## WRITTEN REQUEST
Search the entries below. Return every line that has "JSON" in it.

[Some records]
□ □ □ □ □ □ □

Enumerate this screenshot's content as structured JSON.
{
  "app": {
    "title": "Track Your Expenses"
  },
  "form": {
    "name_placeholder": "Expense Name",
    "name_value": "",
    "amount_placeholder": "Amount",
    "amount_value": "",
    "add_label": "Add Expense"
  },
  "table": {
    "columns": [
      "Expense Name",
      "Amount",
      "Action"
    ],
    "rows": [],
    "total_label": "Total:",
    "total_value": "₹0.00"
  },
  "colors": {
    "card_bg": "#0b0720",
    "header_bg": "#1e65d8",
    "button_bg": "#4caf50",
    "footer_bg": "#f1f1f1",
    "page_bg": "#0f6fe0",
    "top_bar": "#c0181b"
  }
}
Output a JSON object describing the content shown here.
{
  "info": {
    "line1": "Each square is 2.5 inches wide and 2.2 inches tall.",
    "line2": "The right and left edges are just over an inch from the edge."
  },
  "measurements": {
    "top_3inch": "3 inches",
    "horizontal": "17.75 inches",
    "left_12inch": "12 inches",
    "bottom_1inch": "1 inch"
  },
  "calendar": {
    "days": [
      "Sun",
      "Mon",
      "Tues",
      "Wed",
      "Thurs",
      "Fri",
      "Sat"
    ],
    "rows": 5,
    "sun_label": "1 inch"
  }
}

□ □ □ □ □ □ □

## ANSWER TO THIS TASK
Enumerate this screenshot's content as structured JSON.
Output a JSON object describing the content shown here.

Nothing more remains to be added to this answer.